Exercise directions: Pull out all lines from the listing below in which the word "JSON" appears.

Data excerpts:
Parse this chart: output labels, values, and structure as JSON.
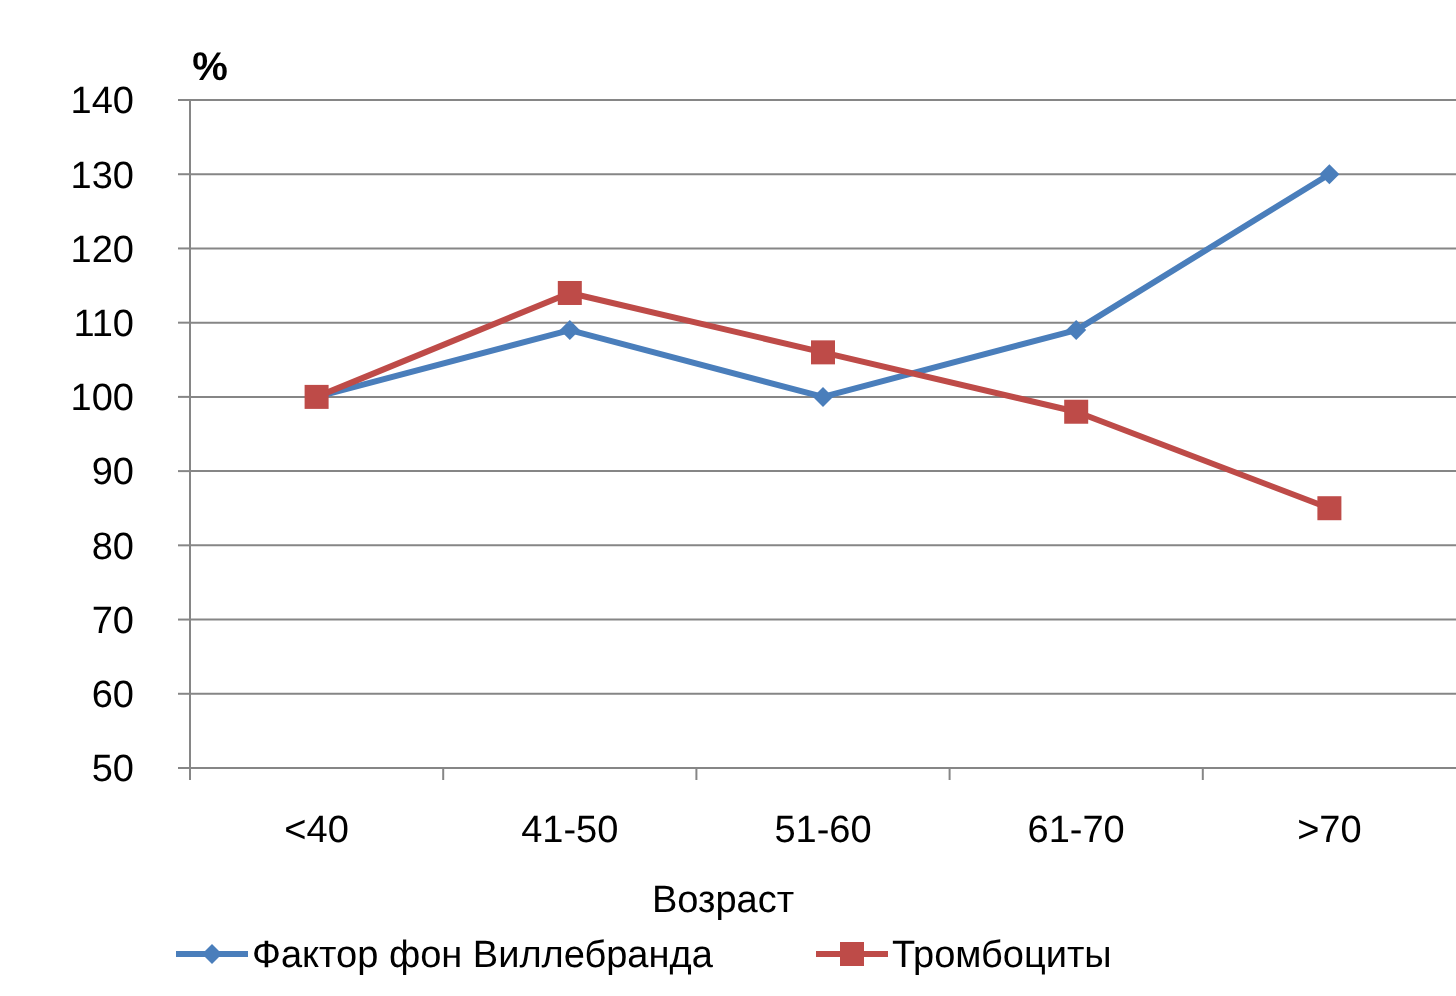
{
  "chart_data": {
    "type": "line",
    "ylabel": "%",
    "xlabel": "Возраст",
    "categories": [
      "<40",
      "41-50",
      "51-60",
      "61-70",
      ">70"
    ],
    "series": [
      {
        "name": "Фактор фон Виллебранда",
        "color": "#4a7ebb",
        "values": [
          100,
          109,
          100,
          109,
          130
        ],
        "marker": "diamond"
      },
      {
        "name": "Тромбоциты",
        "color": "#be4b48",
        "values": [
          100,
          114,
          106,
          98,
          85
        ],
        "marker": "square"
      }
    ],
    "ylim": [
      50,
      140
    ],
    "yticks": [
      50,
      60,
      70,
      80,
      90,
      100,
      110,
      120,
      130,
      140
    ],
    "grid": "y",
    "legend": "bottom"
  }
}
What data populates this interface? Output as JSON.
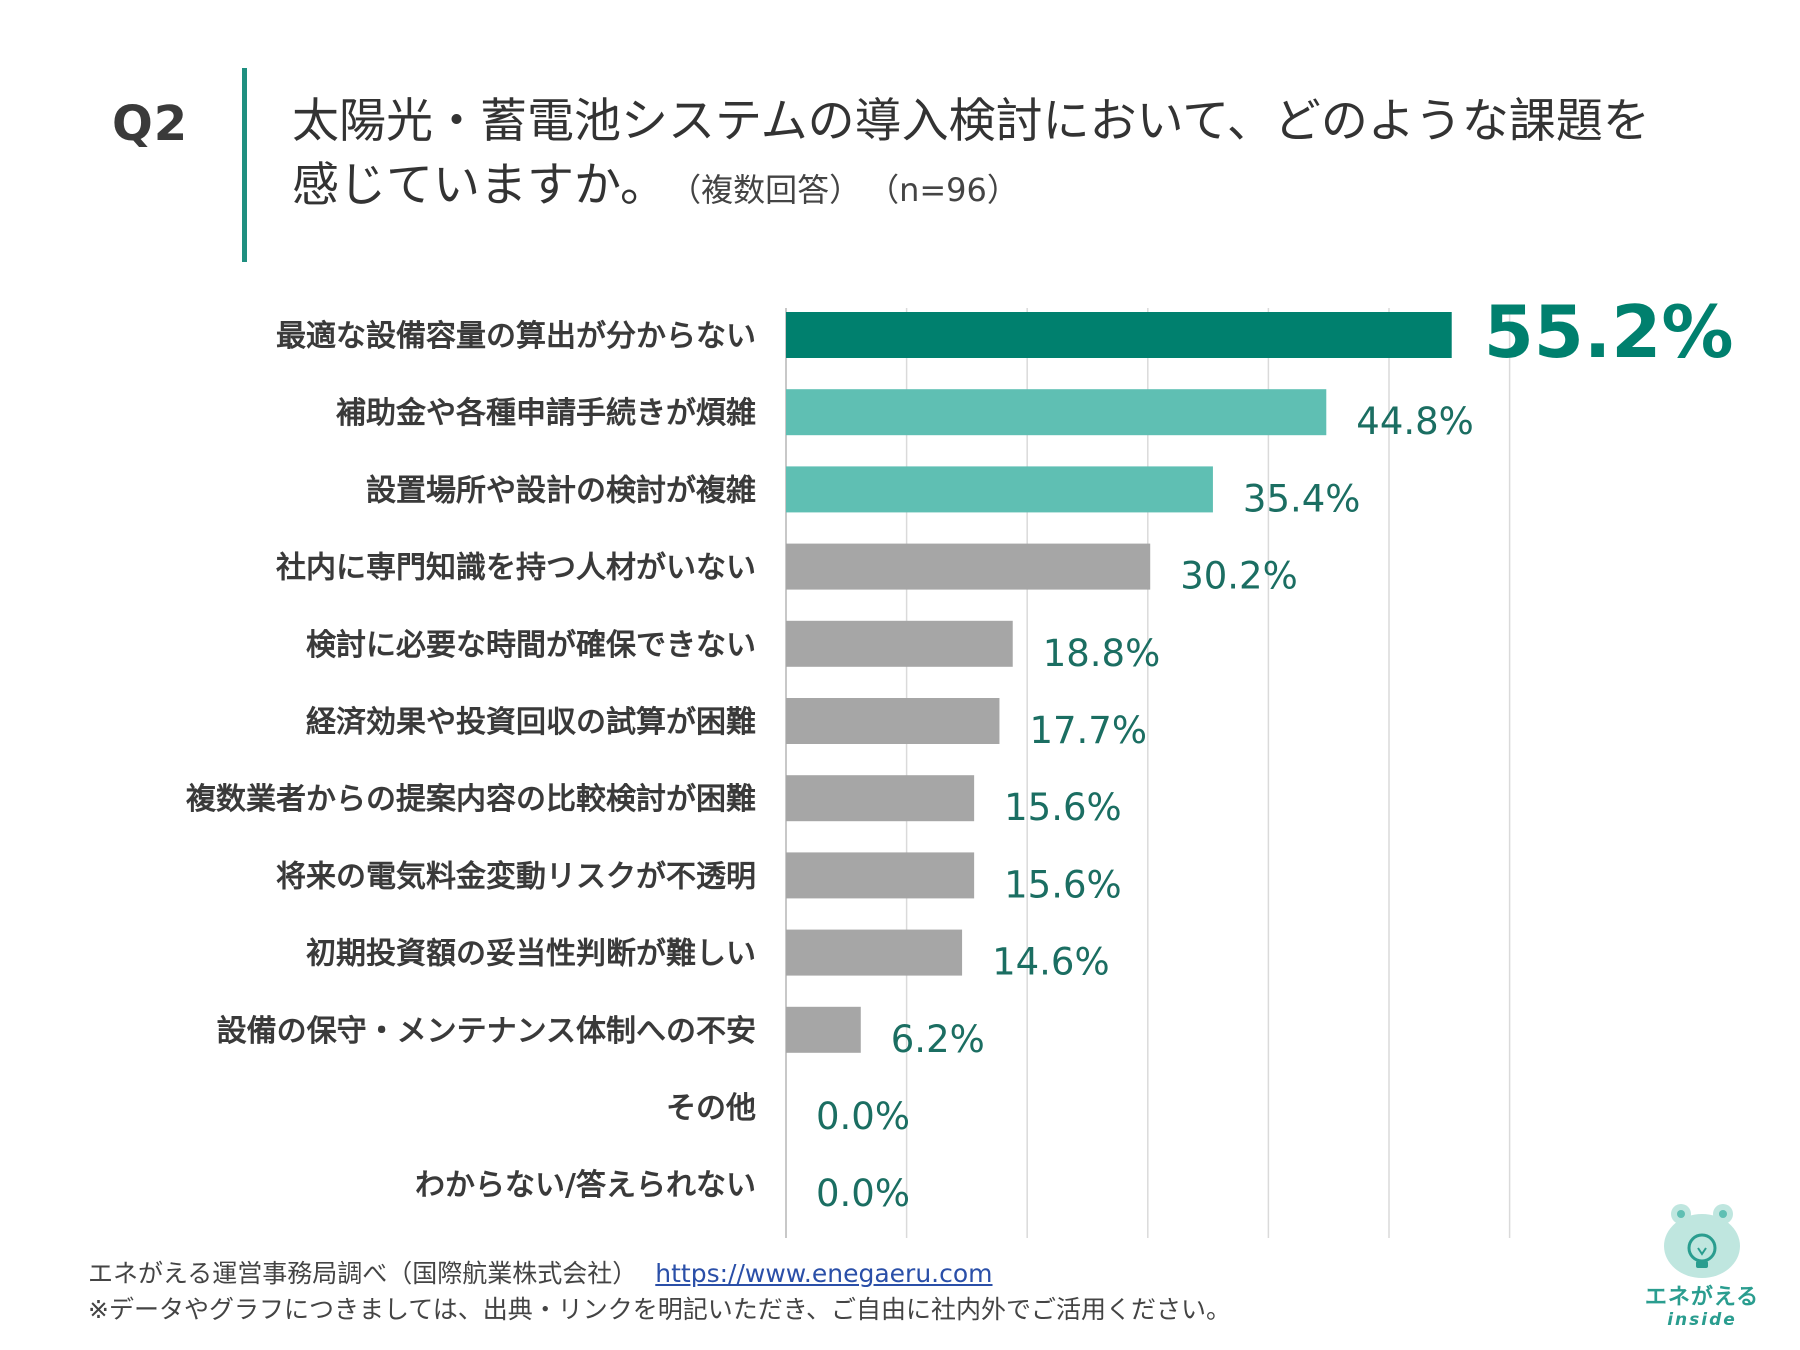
{
  "header": {
    "q_label": "Q2",
    "title_line1": "太陽光・蓄電池システムの導入検討において、どのような課題を",
    "title_line2": "感じていますか。",
    "note_multi": "（複数回答）",
    "note_n": "（n=96）"
  },
  "colors": {
    "top": "#00806e",
    "second": "#5fbfb3",
    "rest": "#a6a6a6"
  },
  "chart_data": {
    "type": "bar",
    "orientation": "horizontal",
    "unit": "%",
    "xlim": [
      0,
      60
    ],
    "grid": true,
    "categories": [
      "最適な設備容量の算出が分からない",
      "補助金や各種申請手続きが煩雑",
      "設置場所や設計の検討が複雑",
      "社内に専門知識を持つ人材がいない",
      "検討に必要な時間が確保できない",
      "経済効果や投資回収の試算が困難",
      "複数業者からの提案内容の比較検討が困難",
      "将来の電気料金変動リスクが不透明",
      "初期投資額の妥当性判断が難しい",
      "設備の保守・メンテナンス体制への不安",
      "その他",
      "わからない/答えられない"
    ],
    "values": [
      55.2,
      44.8,
      35.4,
      30.2,
      18.8,
      17.7,
      15.6,
      15.6,
      14.6,
      6.2,
      0.0,
      0.0
    ],
    "value_labels": [
      "55.2%",
      "44.8%",
      "35.4%",
      "30.2%",
      "18.8%",
      "17.7%",
      "15.6%",
      "15.6%",
      "14.6%",
      "6.2%",
      "0.0%",
      "0.0%"
    ]
  },
  "footer": {
    "source": "エネがえる運営事務局調べ（国際航業株式会社）",
    "url": "https://www.enegaeru.com",
    "note": "※データやグラフにつきましては、出典・リンクを明記いただき、ご自由に社内外でご活用ください。"
  },
  "logo": {
    "name": "エネがえる",
    "sub": "inside"
  }
}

Written solution:
Parse this chart: output labels, values, and structure as JSON.
What data populates this interface? Output as JSON.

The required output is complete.